__Written task__: Present the data once more in exactly its original form.
___ Information supplied ___
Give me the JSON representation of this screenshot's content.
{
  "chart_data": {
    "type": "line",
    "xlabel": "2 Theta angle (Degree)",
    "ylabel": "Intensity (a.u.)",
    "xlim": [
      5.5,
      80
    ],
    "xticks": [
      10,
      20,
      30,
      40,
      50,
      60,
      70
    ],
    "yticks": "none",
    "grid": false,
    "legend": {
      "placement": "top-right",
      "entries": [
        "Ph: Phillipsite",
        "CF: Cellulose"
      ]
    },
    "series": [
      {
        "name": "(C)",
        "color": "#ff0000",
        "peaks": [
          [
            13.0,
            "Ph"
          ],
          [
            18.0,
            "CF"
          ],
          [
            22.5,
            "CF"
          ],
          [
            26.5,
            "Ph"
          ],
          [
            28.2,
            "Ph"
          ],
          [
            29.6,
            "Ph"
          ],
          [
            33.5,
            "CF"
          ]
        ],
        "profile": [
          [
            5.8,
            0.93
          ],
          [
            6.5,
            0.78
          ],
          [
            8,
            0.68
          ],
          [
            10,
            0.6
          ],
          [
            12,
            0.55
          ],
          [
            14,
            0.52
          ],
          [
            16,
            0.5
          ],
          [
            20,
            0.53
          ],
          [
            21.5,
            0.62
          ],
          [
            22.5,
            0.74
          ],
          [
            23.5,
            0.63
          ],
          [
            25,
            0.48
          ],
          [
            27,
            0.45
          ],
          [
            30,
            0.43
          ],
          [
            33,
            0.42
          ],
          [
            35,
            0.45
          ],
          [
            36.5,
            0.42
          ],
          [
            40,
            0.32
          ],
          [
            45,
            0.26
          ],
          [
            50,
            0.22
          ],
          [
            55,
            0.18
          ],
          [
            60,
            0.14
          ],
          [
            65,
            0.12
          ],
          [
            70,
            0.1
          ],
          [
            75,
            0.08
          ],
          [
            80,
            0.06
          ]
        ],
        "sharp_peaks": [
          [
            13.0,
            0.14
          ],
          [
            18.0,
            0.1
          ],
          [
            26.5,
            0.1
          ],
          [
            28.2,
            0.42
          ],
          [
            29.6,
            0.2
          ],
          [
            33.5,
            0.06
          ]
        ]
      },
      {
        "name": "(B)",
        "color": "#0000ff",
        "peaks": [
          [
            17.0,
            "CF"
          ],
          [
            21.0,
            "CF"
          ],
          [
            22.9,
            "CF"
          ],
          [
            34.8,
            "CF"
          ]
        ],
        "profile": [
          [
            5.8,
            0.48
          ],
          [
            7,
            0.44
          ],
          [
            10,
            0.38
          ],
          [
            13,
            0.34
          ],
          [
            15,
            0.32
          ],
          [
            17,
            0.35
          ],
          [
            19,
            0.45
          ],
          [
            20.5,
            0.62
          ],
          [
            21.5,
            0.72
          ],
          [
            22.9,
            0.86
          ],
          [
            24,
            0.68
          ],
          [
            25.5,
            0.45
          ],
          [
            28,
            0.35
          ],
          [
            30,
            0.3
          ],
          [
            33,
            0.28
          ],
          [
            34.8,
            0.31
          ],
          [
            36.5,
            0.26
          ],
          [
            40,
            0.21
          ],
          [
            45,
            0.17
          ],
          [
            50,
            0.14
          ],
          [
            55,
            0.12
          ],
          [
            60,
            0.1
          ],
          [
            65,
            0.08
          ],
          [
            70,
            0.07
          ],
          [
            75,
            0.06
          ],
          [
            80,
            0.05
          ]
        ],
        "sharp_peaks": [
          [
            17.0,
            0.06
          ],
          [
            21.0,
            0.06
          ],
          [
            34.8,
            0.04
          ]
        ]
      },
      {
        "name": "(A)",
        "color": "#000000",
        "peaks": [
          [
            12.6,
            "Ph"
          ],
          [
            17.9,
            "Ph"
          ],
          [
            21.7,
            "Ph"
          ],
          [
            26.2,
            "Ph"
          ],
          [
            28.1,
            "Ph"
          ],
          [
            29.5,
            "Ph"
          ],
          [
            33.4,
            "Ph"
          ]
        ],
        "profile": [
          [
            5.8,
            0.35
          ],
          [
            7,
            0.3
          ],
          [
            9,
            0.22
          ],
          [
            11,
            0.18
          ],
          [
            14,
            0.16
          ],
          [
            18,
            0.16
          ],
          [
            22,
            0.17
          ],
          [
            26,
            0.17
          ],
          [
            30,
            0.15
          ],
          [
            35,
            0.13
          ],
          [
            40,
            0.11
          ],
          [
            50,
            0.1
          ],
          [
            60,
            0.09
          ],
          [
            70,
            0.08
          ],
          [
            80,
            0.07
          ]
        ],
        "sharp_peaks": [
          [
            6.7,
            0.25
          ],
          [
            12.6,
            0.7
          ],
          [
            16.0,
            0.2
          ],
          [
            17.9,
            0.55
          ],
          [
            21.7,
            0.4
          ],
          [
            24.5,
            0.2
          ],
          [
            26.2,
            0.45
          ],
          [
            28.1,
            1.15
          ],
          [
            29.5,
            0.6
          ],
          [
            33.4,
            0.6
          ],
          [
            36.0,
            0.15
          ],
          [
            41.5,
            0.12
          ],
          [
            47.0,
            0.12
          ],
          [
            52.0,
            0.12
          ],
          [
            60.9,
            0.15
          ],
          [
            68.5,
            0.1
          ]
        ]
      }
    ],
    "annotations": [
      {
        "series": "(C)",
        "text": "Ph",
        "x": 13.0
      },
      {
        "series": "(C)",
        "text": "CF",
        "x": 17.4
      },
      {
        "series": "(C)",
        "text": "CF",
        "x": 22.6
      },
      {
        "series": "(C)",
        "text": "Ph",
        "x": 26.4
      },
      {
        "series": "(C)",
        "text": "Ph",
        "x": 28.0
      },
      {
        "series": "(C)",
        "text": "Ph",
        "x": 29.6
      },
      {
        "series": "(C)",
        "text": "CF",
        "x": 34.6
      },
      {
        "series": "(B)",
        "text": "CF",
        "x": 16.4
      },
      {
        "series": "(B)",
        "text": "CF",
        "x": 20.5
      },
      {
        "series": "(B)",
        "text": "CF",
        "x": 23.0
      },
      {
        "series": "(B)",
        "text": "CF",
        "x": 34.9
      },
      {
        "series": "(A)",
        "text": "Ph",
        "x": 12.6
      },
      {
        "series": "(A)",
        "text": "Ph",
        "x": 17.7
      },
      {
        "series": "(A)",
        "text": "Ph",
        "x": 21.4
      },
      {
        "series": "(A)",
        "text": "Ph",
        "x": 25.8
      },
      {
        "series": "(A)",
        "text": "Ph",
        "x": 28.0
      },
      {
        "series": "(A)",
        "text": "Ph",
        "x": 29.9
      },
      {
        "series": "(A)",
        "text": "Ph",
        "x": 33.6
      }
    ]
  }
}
___
__Exercise answer__:
Give me the JSON representation of this screenshot's content.
{
  "chart_data": {
    "type": "line",
    "xlabel": "2 Theta angle (Degree)",
    "ylabel": "Intensity (a.u.)",
    "xlim": [
      5.5,
      80
    ],
    "xticks": [
      10,
      20,
      30,
      40,
      50,
      60,
      70
    ],
    "yticks": "none",
    "grid": false,
    "legend": {
      "placement": "top-right",
      "entries": [
        "Ph: Phillipsite",
        "CF: Cellulose"
      ]
    },
    "series": [
      {
        "name": "(C)",
        "color": "#ff0000",
        "peaks": [
          [
            13.0,
            "Ph"
          ],
          [
            18.0,
            "CF"
          ],
          [
            22.5,
            "CF"
          ],
          [
            26.5,
            "Ph"
          ],
          [
            28.2,
            "Ph"
          ],
          [
            29.6,
            "Ph"
          ],
          [
            33.5,
            "CF"
          ]
        ],
        "profile": [
          [
            5.8,
            0.93
          ],
          [
            6.5,
            0.78
          ],
          [
            8,
            0.68
          ],
          [
            10,
            0.6
          ],
          [
            12,
            0.55
          ],
          [
            14,
            0.52
          ],
          [
            16,
            0.5
          ],
          [
            20,
            0.53
          ],
          [
            21.5,
            0.62
          ],
          [
            22.5,
            0.74
          ],
          [
            23.5,
            0.63
          ],
          [
            25,
            0.48
          ],
          [
            27,
            0.45
          ],
          [
            30,
            0.43
          ],
          [
            33,
            0.42
          ],
          [
            35,
            0.45
          ],
          [
            36.5,
            0.42
          ],
          [
            40,
            0.32
          ],
          [
            45,
            0.26
          ],
          [
            50,
            0.22
          ],
          [
            55,
            0.18
          ],
          [
            60,
            0.14
          ],
          [
            65,
            0.12
          ],
          [
            70,
            0.1
          ],
          [
            75,
            0.08
          ],
          [
            80,
            0.06
          ]
        ],
        "sharp_peaks": [
          [
            13.0,
            0.14
          ],
          [
            18.0,
            0.1
          ],
          [
            26.5,
            0.1
          ],
          [
            28.2,
            0.42
          ],
          [
            29.6,
            0.2
          ],
          [
            33.5,
            0.06
          ]
        ]
      },
      {
        "name": "(B)",
        "color": "#0000ff",
        "peaks": [
          [
            17.0,
            "CF"
          ],
          [
            21.0,
            "CF"
          ],
          [
            22.9,
            "CF"
          ],
          [
            34.8,
            "CF"
          ]
        ],
        "profile": [
          [
            5.8,
            0.48
          ],
          [
            7,
            0.44
          ],
          [
            10,
            0.38
          ],
          [
            13,
            0.34
          ],
          [
            15,
            0.32
          ],
          [
            17,
            0.35
          ],
          [
            19,
            0.45
          ],
          [
            20.5,
            0.62
          ],
          [
            21.5,
            0.72
          ],
          [
            22.9,
            0.86
          ],
          [
            24,
            0.68
          ],
          [
            25.5,
            0.45
          ],
          [
            28,
            0.35
          ],
          [
            30,
            0.3
          ],
          [
            33,
            0.28
          ],
          [
            34.8,
            0.31
          ],
          [
            36.5,
            0.26
          ],
          [
            40,
            0.21
          ],
          [
            45,
            0.17
          ],
          [
            50,
            0.14
          ],
          [
            55,
            0.12
          ],
          [
            60,
            0.1
          ],
          [
            65,
            0.08
          ],
          [
            70,
            0.07
          ],
          [
            75,
            0.06
          ],
          [
            80,
            0.05
          ]
        ],
        "sharp_peaks": [
          [
            17.0,
            0.06
          ],
          [
            21.0,
            0.06
          ],
          [
            34.8,
            0.04
          ]
        ]
      },
      {
        "name": "(A)",
        "color": "#000000",
        "peaks": [
          [
            12.6,
            "Ph"
          ],
          [
            17.9,
            "Ph"
          ],
          [
            21.7,
            "Ph"
          ],
          [
            26.2,
            "Ph"
          ],
          [
            28.1,
            "Ph"
          ],
          [
            29.5,
            "Ph"
          ],
          [
            33.4,
            "Ph"
          ]
        ],
        "profile": [
          [
            5.8,
            0.35
          ],
          [
            7,
            0.3
          ],
          [
            9,
            0.22
          ],
          [
            11,
            0.18
          ],
          [
            14,
            0.16
          ],
          [
            18,
            0.16
          ],
          [
            22,
            0.17
          ],
          [
            26,
            0.17
          ],
          [
            30,
            0.15
          ],
          [
            35,
            0.13
          ],
          [
            40,
            0.11
          ],
          [
            50,
            0.1
          ],
          [
            60,
            0.09
          ],
          [
            70,
            0.08
          ],
          [
            80,
            0.07
          ]
        ],
        "sharp_peaks": [
          [
            6.7,
            0.25
          ],
          [
            12.6,
            0.7
          ],
          [
            16.0,
            0.2
          ],
          [
            17.9,
            0.55
          ],
          [
            21.7,
            0.4
          ],
          [
            24.5,
            0.2
          ],
          [
            26.2,
            0.45
          ],
          [
            28.1,
            1.15
          ],
          [
            29.5,
            0.6
          ],
          [
            33.4,
            0.6
          ],
          [
            36.0,
            0.15
          ],
          [
            41.5,
            0.12
          ],
          [
            47.0,
            0.12
          ],
          [
            52.0,
            0.12
          ],
          [
            60.9,
            0.15
          ],
          [
            68.5,
            0.1
          ]
        ]
      }
    ],
    "annotations": [
      {
        "series": "(C)",
        "text": "Ph",
        "x": 13.0
      },
      {
        "series": "(C)",
        "text": "CF",
        "x": 17.4
      },
      {
        "series": "(C)",
        "text": "CF",
        "x": 22.6
      },
      {
        "series": "(C)",
        "text": "Ph",
        "x": 26.4
      },
      {
        "series": "(C)",
        "text": "Ph",
        "x": 28.0
      },
      {
        "series": "(C)",
        "text": "Ph",
        "x": 29.6
      },
      {
        "series": "(C)",
        "text": "CF",
        "x": 34.6
      },
      {
        "series": "(B)",
        "text": "CF",
        "x": 16.4
      },
      {
        "series": "(B)",
        "text": "CF",
        "x": 20.5
      },
      {
        "series": "(B)",
        "text": "CF",
        "x": 23.0
      },
      {
        "series": "(B)",
        "text": "CF",
        "x": 34.9
      },
      {
        "series": "(A)",
        "text": "Ph",
        "x": 12.6
      },
      {
        "series": "(A)",
        "text": "Ph",
        "x": 17.7
      },
      {
        "series": "(A)",
        "text": "Ph",
        "x": 21.4
      },
      {
        "series": "(A)",
        "text": "Ph",
        "x": 25.8
      },
      {
        "series": "(A)",
        "text": "Ph",
        "x": 28.0
      },
      {
        "series": "(A)",
        "text": "Ph",
        "x": 29.9
      },
      {
        "series": "(A)",
        "text": "Ph",
        "x": 33.6
      }
    ]
  }
}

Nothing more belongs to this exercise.